**Goal of the exercise**:
Every record below should be printed exactly as it appears.

::::

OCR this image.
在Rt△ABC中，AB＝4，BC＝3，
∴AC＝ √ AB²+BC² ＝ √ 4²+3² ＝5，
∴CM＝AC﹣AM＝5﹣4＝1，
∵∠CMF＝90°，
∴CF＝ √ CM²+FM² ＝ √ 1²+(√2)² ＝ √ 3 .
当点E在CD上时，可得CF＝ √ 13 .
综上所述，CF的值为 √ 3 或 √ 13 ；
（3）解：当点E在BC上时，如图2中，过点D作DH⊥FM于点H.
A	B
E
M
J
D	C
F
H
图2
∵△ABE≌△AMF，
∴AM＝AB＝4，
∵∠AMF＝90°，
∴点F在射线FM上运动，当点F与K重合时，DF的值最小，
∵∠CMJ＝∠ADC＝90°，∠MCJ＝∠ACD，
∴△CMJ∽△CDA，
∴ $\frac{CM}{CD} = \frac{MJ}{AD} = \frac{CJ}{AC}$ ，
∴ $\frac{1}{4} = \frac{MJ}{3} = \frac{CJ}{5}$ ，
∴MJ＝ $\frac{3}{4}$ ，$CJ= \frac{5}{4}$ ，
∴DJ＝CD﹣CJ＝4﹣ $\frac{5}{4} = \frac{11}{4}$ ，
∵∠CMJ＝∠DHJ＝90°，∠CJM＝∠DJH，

::::

**Worked solution**:
OCR this image.
在Rt△ABC中，AB＝4，BC＝3，
∴AC＝ √ AB²+BC² ＝ √ 4²+3² ＝5，
∴CM＝AC﹣AM＝5﹣4＝1，
∵∠CMF＝90°，
∴CF＝ √ CM²+FM² ＝ √ 1²+(√2)² ＝ √ 3 .
当点E在CD上时，可得CF＝ √ 13 .
综上所述，CF的值为 √ 3 或 √ 13 ；
（3）解：当点E在BC上时，如图2中，过点D作DH⊥FM于点H.
A	B
E
M
J
D	C
F
H
图2
∵△ABE≌△AMF，
∴AM＝AB＝4，
∵∠AMF＝90°，
∴点F在射线FM上运动，当点F与K重合时，DF的值最小，
∵∠CMJ＝∠ADC＝90°，∠MCJ＝∠ACD，
∴△CMJ∽△CDA，
∴ $\frac{CM}{CD} = \frac{MJ}{AD} = \frac{CJ}{AC}$ ，
∴ $\frac{1}{4} = \frac{MJ}{3} = \frac{CJ}{5}$ ，
∴MJ＝ $\frac{3}{4}$ ，$CJ= \frac{5}{4}$ ，
∴DJ＝CD﹣CJ＝4﹣ $\frac{5}{4} = \frac{11}{4}$ ，
∵∠CMJ＝∠DHJ＝90°，∠CJM＝∠DJH，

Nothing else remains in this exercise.